__Data supplied__
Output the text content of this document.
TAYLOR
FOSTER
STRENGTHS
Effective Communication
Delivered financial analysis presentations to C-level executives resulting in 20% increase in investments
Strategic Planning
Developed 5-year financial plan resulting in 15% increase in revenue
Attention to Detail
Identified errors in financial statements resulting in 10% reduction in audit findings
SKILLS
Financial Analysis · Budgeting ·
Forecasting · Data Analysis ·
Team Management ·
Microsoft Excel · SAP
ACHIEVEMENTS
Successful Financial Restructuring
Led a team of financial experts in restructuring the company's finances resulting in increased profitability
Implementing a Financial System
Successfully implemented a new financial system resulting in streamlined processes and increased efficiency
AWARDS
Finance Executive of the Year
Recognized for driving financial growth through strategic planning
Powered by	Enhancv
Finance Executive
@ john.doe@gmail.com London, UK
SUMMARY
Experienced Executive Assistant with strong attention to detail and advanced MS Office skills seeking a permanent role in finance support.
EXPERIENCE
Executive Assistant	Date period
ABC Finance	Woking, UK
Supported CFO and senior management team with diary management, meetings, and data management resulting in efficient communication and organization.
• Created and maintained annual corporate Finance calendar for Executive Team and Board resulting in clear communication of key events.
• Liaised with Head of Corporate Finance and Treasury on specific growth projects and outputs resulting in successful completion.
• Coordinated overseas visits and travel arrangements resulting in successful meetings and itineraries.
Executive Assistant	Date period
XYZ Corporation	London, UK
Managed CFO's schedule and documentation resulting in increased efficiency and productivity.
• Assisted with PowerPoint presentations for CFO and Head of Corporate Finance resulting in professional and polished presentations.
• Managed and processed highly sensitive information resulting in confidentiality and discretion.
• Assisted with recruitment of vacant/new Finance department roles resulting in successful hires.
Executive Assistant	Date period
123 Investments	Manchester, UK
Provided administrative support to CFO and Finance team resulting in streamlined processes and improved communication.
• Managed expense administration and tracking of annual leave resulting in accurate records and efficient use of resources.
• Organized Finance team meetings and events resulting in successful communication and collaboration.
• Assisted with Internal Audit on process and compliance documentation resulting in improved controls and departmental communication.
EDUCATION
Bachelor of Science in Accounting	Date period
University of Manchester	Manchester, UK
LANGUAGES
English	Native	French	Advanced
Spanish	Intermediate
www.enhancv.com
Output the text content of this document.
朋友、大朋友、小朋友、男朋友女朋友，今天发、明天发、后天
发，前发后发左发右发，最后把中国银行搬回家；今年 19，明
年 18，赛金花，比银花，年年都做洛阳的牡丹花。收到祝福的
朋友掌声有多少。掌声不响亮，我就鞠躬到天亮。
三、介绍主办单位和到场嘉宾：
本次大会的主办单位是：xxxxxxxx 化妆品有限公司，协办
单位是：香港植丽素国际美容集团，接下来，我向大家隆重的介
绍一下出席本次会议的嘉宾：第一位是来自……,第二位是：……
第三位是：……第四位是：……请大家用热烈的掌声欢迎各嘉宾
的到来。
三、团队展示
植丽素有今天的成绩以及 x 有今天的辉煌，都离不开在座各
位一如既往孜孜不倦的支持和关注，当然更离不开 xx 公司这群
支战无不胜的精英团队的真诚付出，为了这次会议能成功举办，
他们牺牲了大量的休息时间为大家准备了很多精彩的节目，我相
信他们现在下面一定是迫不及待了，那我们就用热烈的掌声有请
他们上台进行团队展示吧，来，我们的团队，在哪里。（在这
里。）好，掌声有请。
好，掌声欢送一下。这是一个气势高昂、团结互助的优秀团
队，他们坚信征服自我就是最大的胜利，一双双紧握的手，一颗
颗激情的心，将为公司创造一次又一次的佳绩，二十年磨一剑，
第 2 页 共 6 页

__Required work__
Show each line of the data that contains the string "events".

__Task result__
• Created and maintained annual corporate Finance calendar for Executive Team and Board resulting in clear communication of key events.
• Organized Finance team meetings and events resulting in successful communication and collaboration.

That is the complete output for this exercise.